— START —
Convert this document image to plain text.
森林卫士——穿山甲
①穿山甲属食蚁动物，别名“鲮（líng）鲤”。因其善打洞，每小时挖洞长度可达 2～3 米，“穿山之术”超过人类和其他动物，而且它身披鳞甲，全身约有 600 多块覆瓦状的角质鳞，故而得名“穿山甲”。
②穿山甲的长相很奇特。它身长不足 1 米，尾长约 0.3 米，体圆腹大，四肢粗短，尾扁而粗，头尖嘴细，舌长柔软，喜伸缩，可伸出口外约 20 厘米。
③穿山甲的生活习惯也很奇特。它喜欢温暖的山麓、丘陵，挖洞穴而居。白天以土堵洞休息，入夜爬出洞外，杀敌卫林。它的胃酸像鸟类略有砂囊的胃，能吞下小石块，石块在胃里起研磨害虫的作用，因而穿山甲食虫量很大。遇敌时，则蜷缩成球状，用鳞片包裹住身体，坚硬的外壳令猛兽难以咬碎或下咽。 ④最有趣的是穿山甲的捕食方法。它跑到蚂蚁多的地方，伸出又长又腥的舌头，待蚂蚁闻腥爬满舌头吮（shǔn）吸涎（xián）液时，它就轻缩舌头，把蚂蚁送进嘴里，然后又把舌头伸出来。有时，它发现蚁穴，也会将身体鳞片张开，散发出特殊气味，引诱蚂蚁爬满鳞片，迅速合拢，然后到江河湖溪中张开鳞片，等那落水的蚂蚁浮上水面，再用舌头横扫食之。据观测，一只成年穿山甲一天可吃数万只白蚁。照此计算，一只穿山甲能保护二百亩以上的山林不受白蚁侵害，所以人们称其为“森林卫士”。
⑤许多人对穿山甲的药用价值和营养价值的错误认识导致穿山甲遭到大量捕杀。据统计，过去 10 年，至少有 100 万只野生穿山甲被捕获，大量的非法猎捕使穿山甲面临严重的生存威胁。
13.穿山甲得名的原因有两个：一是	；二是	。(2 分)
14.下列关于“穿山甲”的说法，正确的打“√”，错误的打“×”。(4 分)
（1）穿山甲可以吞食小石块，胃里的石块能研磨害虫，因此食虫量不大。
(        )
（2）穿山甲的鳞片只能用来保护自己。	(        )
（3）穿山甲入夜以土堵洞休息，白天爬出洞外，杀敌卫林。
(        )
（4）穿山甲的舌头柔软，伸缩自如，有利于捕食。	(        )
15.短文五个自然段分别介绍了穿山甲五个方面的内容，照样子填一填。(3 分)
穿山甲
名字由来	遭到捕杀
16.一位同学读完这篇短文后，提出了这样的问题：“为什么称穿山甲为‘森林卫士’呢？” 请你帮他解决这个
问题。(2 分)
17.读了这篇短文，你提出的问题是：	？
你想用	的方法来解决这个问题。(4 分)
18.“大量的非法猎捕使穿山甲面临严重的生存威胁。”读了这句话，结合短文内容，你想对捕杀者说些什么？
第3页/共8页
— END —
### Stated task
Transcribe every entry word for word.

### Solution to this task
Convert this document image to plain text.
森林卫士——穿山甲
①穿山甲属食蚁动物，别名“鲮（líng）鲤”。因其善打洞，每小时挖洞长度可达 2～3 米，“穿山之术”超过人类和其他动物，而且它身披鳞甲，全身约有 600 多块覆瓦状的角质鳞，故而得名“穿山甲”。
②穿山甲的长相很奇特。它身长不足 1 米，尾长约 0.3 米，体圆腹大，四肢粗短，尾扁而粗，头尖嘴细，舌长柔软，喜伸缩，可伸出口外约 20 厘米。
③穿山甲的生活习惯也很奇特。它喜欢温暖的山麓、丘陵，挖洞穴而居。白天以土堵洞休息，入夜爬出洞外，杀敌卫林。它的胃酸像鸟类略有砂囊的胃，能吞下小石块，石块在胃里起研磨害虫的作用，因而穿山甲食虫量很大。遇敌时，则蜷缩成球状，用鳞片包裹住身体，坚硬的外壳令猛兽难以咬碎或下咽。 ④最有趣的是穿山甲的捕食方法。它跑到蚂蚁多的地方，伸出又长又腥的舌头，待蚂蚁闻腥爬满舌头吮（shǔn）吸涎（xián）液时，它就轻缩舌头，把蚂蚁送进嘴里，然后又把舌头伸出来。有时，它发现蚁穴，也会将身体鳞片张开，散发出特殊气味，引诱蚂蚁爬满鳞片，迅速合拢，然后到江河湖溪中张开鳞片，等那落水的蚂蚁浮上水面，再用舌头横扫食之。据观测，一只成年穿山甲一天可吃数万只白蚁。照此计算，一只穿山甲能保护二百亩以上的山林不受白蚁侵害，所以人们称其为“森林卫士”。
⑤许多人对穿山甲的药用价值和营养价值的错误认识导致穿山甲遭到大量捕杀。据统计，过去 10 年，至少有 100 万只野生穿山甲被捕获，大量的非法猎捕使穿山甲面临严重的生存威胁。
13.穿山甲得名的原因有两个：一是	；二是	。(2 分)
14.下列关于“穿山甲”的说法，正确的打“√”，错误的打“×”。(4 分)
（1）穿山甲可以吞食小石块，胃里的石块能研磨害虫，因此食虫量不大。
(        )
（2）穿山甲的鳞片只能用来保护自己。	(        )
（3）穿山甲入夜以土堵洞休息，白天爬出洞外，杀敌卫林。
(        )
（4）穿山甲的舌头柔软，伸缩自如，有利于捕食。	(        )
15.短文五个自然段分别介绍了穿山甲五个方面的内容，照样子填一填。(3 分)
穿山甲
名字由来	遭到捕杀
16.一位同学读完这篇短文后，提出了这样的问题：“为什么称穿山甲为‘森林卫士’呢？” 请你帮他解决这个
问题。(2 分)
17.读了这篇短文，你提出的问题是：	？
你想用	的方法来解决这个问题。(4 分)
18.“大量的非法猎捕使穿山甲面临严重的生存威胁。”读了这句话，结合短文内容，你想对捕杀者说些什么？
第3页/共8页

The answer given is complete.